- WHAT THE TASK ASKS: Copy out every line of the material below word for word, leaving the pictures out of your answer.

[Lines of data]
────────────────────
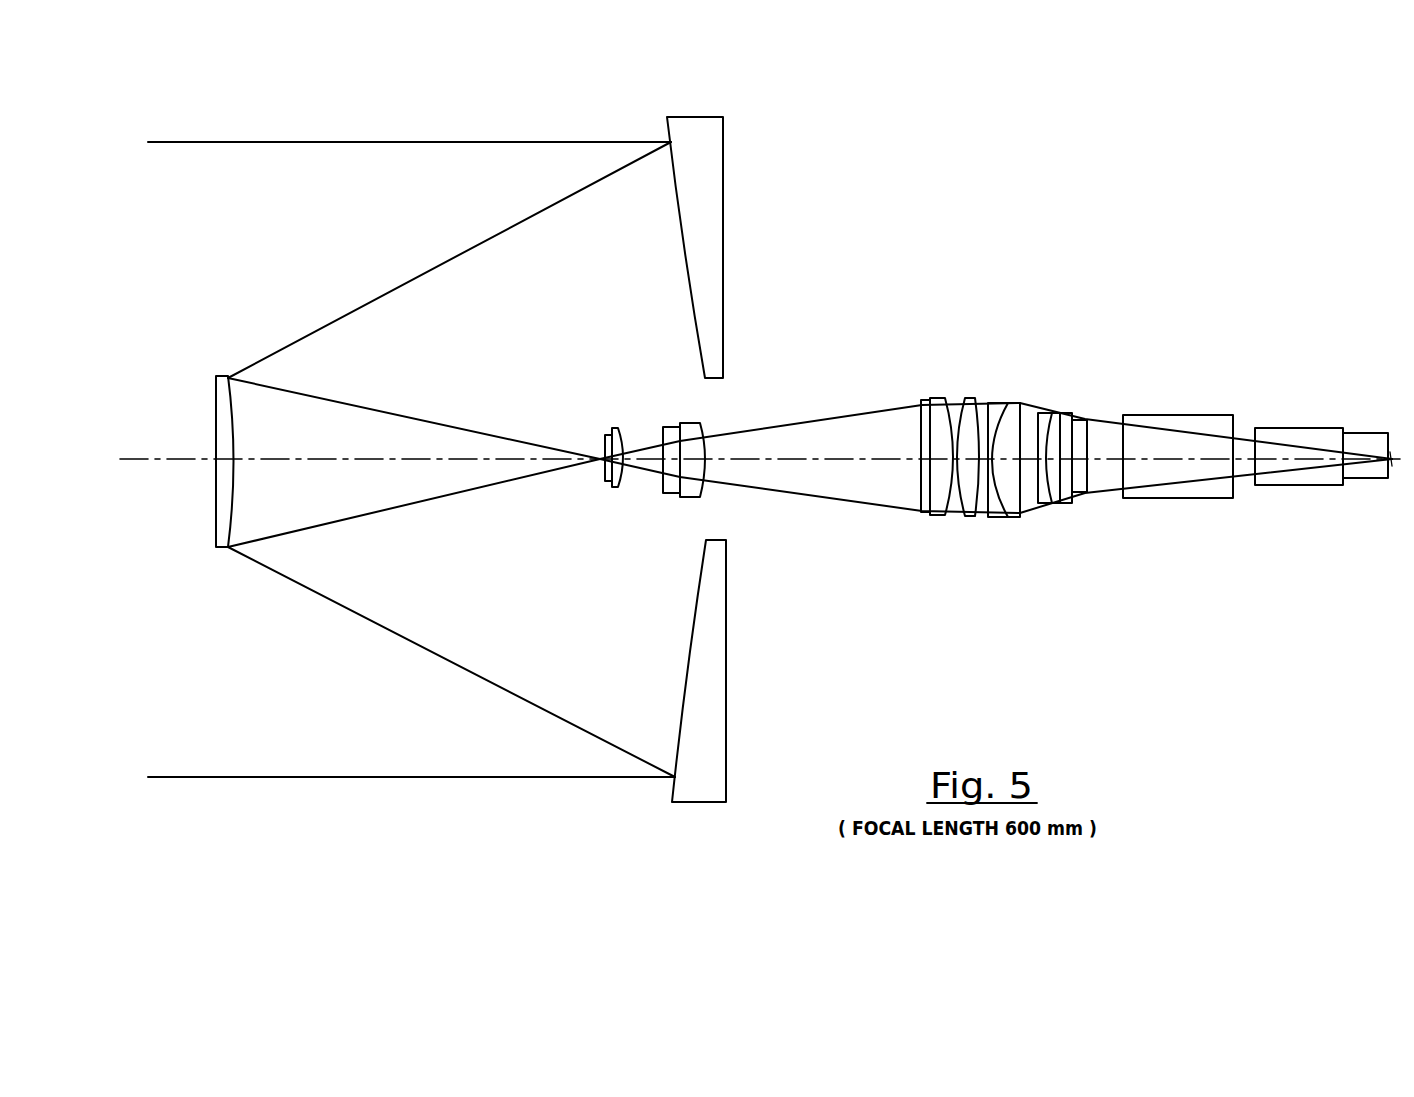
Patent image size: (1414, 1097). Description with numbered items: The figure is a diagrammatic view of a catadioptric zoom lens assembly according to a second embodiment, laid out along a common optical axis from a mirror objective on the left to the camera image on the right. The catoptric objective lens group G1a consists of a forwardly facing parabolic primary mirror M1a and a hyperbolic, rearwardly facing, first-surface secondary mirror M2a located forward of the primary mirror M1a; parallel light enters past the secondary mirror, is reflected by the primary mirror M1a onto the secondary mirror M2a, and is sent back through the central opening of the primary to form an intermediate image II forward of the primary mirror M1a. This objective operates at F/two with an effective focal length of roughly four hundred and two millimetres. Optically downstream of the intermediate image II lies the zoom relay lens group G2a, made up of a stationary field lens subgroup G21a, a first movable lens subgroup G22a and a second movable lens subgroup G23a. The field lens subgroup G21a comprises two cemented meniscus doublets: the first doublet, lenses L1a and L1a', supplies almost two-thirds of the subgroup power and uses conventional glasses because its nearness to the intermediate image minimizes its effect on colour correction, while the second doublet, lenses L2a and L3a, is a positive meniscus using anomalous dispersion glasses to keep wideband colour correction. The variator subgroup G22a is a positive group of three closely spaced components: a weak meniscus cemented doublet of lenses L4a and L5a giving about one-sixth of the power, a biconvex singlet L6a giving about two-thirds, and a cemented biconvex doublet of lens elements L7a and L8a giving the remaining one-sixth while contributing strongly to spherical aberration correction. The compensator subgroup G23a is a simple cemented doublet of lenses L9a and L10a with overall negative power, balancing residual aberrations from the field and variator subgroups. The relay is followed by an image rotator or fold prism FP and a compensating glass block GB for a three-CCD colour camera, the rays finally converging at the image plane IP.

The primary mirror M1a is at (680, 117).
The secondary mirror M2a is at (215, 398).
The intermediate image II is at (600, 458).
The catoptric objective lens group G1a is at (723, 862).
The zoom relay lens group G2a is at (608, 622).
The stationary field lens subgroup G21a is at (705, 406).
The first movable lens subgroup G22a is at (1021, 390).
The second movable lens subgroup G23a is at (1068, 407).
The lens L1a is at (569, 478).
The lens L1a' is at (575, 492).
The lens L2a is at (663, 494).
The lens L3a is at (695, 498).
The lens L4a is at (924, 514).
The lens L5a is at (943, 517).
The biconvex singlet lens L6a is at (972, 518).
The lens element L7a is at (999, 519).
The lens element L8a is at (1027, 516).
The lens L9a is at (1043, 504).
The lens L10a is at (1075, 500).
The image rotator (fold prism) FP is at (1232, 405).
The compensating glass block GB is at (1385, 412).
The image plane IP is at (1400, 463).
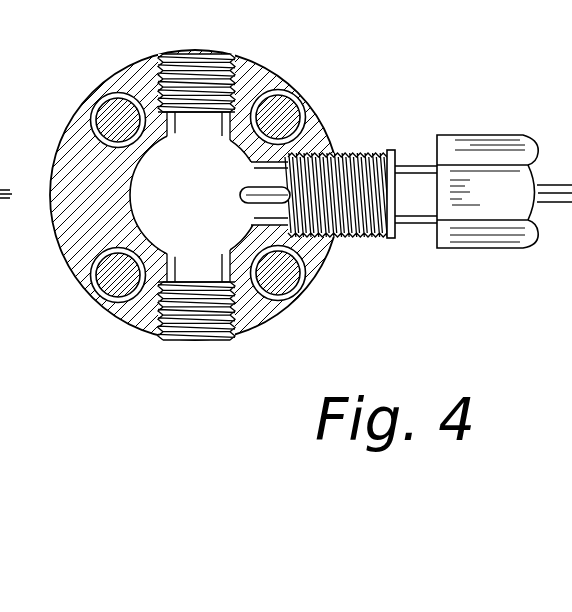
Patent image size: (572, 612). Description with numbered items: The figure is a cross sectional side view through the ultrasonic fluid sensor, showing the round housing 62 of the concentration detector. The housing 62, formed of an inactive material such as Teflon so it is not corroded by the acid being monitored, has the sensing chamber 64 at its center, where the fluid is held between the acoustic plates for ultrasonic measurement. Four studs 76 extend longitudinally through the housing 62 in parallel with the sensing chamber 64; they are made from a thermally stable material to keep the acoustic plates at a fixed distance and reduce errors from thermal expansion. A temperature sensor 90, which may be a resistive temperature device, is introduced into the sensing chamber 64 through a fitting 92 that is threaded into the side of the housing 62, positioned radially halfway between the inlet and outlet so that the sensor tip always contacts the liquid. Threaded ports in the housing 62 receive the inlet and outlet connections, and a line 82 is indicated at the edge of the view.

The housing 62 is at (180, 181).
The sensing chamber 64 is at (214, 178).
The studs 76 is at (303, 107).
The gas line 82 is at (15, 155).
The temperature sensor 90 is at (233, 194).
The fitting 92 is at (363, 157).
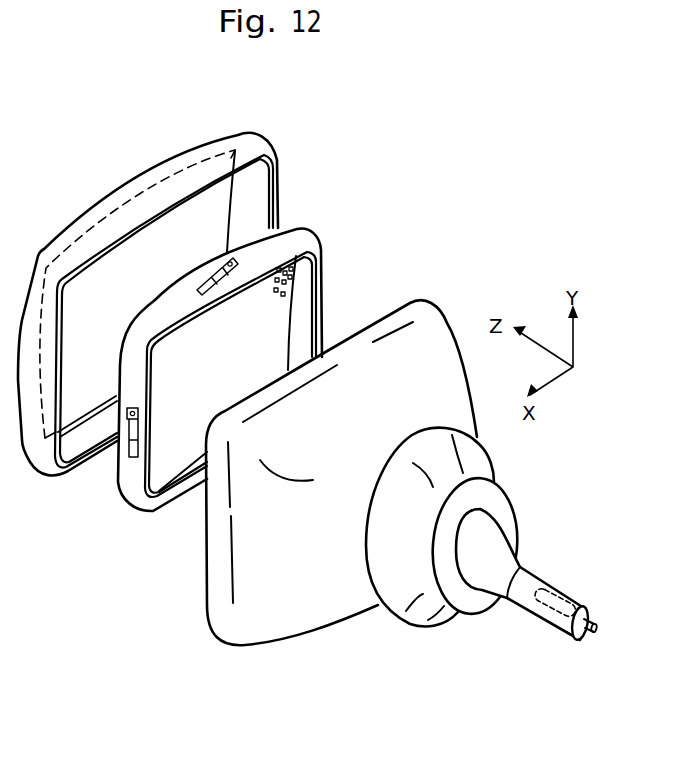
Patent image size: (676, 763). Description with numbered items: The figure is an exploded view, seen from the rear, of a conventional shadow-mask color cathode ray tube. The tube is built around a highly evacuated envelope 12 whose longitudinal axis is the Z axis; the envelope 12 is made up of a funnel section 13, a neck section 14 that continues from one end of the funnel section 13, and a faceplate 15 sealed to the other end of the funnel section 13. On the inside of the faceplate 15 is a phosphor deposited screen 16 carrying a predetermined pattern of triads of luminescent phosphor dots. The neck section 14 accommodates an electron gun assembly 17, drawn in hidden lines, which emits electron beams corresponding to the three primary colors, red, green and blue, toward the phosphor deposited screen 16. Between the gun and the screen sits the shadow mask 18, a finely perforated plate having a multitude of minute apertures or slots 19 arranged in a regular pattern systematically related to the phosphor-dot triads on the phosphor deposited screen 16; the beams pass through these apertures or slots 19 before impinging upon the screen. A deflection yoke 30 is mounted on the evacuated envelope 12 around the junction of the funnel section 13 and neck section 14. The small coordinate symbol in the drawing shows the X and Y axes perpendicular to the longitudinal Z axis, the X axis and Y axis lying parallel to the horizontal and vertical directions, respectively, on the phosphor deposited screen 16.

The evacuated envelope 12 is at (128, 177).
The funnel section 13 is at (448, 387).
The neck section 14 is at (560, 630).
The faceplate 15 is at (279, 160).
The phosphor deposited screen 16 is at (216, 198).
The electron gun assembly 17 is at (540, 608).
The shadow mask 18 is at (307, 280).
The apertures or slots 19 is at (274, 292).
The deflection yoke 30 is at (488, 470).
────────────────────
- EXERCISE SOLUTION:
Patent image size: (1414, 1097). Description with numbered items: The figure is a diagrammatic view of a catadioptric zoom lens assembly according to a second embodiment, laid out along a common optical axis from a mirror objective on the left to the camera image on the right. The catoptric objective lens group G1a consists of a forwardly facing parabolic primary mirror M1a and a hyperbolic, rearwardly facing, first-surface secondary mirror M2a located forward of the primary mirror M1a; parallel light enters past the secondary mirror, is reflected by the primary mirror M1a onto the secondary mirror M2a, and is sent back through the central opening of the primary to form an intermediate image II forward of the primary mirror M1a. This objective operates at F/two with an effective focal length of roughly four hundred and two millimetres. Optically downstream of the intermediate image II lies the zoom relay lens group G2a, made up of a stationary field lens subgroup G21a, a first movable lens subgroup G22a and a second movable lens subgroup G23a. The field lens subgroup G21a comprises two cemented meniscus doublets: the first doublet, lenses L1a and L1a', supplies almost two-thirds of the subgroup power and uses conventional glasses because its nearness to the intermediate image minimizes its effect on colour correction, while the second doublet, lenses L2a and L3a, is a positive meniscus using anomalous dispersion glasses to keep wideband colour correction. The variator subgroup G22a is a positive group of three closely spaced components: a weak meniscus cemented doublet of lenses L4a and L5a giving about one-sixth of the power, a biconvex singlet L6a giving about two-thirds, and a cemented biconvex doublet of lens elements L7a and L8a giving the remaining one-sixth while contributing strongly to spherical aberration correction. The compensator subgroup G23a is a simple cemented doublet of lenses L9a and L10a with overall negative power, balancing residual aberrations from the field and variator subgroups. The relay is followed by an image rotator or fold prism FP and a compensating glass block GB for a three-CCD colour camera, the rays finally converging at the image plane IP.

The primary mirror M1a is at (680, 117).
The secondary mirror M2a is at (215, 398).
The intermediate image II is at (600, 458).
The catoptric objective lens group G1a is at (723, 862).
The zoom relay lens group G2a is at (608, 622).
The stationary field lens subgroup G21a is at (705, 406).
The first movable lens subgroup G22a is at (1021, 390).
The second movable lens subgroup G23a is at (1068, 407).
The lens L1a is at (569, 478).
The lens L1a' is at (575, 492).
The lens L2a is at (663, 494).
The lens L3a is at (695, 498).
The lens L4a is at (924, 514).
The lens L5a is at (943, 517).
The biconvex singlet lens L6a is at (972, 518).
The lens element L7a is at (999, 519).
The lens element L8a is at (1027, 516).
The lens L9a is at (1043, 504).
The lens L10a is at (1075, 500).
The image rotator (fold prism) FP is at (1232, 405).
The compensating glass block GB is at (1385, 412).
The image plane IP is at (1400, 463).
Patent image size: (572, 612). Description with numbered items: The figure is a cross sectional side view through the ultrasonic fluid sensor, showing the round housing 62 of the concentration detector. The housing 62, formed of an inactive material such as Teflon so it is not corroded by the acid being monitored, has the sensing chamber 64 at its center, where the fluid is held between the acoustic plates for ultrasonic measurement. Four studs 76 extend longitudinally through the housing 62 in parallel with the sensing chamber 64; they are made from a thermally stable material to keep the acoustic plates at a fixed distance and reduce errors from thermal expansion. A temperature sensor 90, which may be a resistive temperature device, is introduced into the sensing chamber 64 through a fitting 92 that is threaded into the side of the housing 62, positioned radially halfway between the inlet and outlet so that the sensor tip always contacts the liquid. Threaded ports in the housing 62 receive the inlet and outlet connections, and a line 82 is indicated at the edge of the view.

The housing 62 is at (180, 181).
The sensing chamber 64 is at (214, 178).
The studs 76 is at (303, 107).
The gas line 82 is at (15, 155).
The temperature sensor 90 is at (233, 194).
The fitting 92 is at (363, 157).
Patent image size: (676, 763). Description with numbered items: The figure is an exploded view, seen from the rear, of a conventional shadow-mask color cathode ray tube. The tube is built around a highly evacuated envelope 12 whose longitudinal axis is the Z axis; the envelope 12 is made up of a funnel section 13, a neck section 14 that continues from one end of the funnel section 13, and a faceplate 15 sealed to the other end of the funnel section 13. On the inside of the faceplate 15 is a phosphor deposited screen 16 carrying a predetermined pattern of triads of luminescent phosphor dots. The neck section 14 accommodates an electron gun assembly 17, drawn in hidden lines, which emits electron beams corresponding to the three primary colors, red, green and blue, toward the phosphor deposited screen 16. Between the gun and the screen sits the shadow mask 18, a finely perforated plate having a multitude of minute apertures or slots 19 arranged in a regular pattern systematically related to the phosphor-dot triads on the phosphor deposited screen 16; the beams pass through these apertures or slots 19 before impinging upon the screen. A deflection yoke 30 is mounted on the evacuated envelope 12 around the junction of the funnel section 13 and neck section 14. The small coordinate symbol in the drawing shows the X and Y axes perpendicular to the longitudinal Z axis, the X axis and Y axis lying parallel to the horizontal and vertical directions, respectively, on the phosphor deposited screen 16.

The evacuated envelope 12 is at (128, 177).
The funnel section 13 is at (448, 387).
The neck section 14 is at (560, 630).
The faceplate 15 is at (279, 160).
The phosphor deposited screen 16 is at (216, 198).
The electron gun assembly 17 is at (540, 608).
The shadow mask 18 is at (307, 280).
The apertures or slots 19 is at (274, 292).
The deflection yoke 30 is at (488, 470).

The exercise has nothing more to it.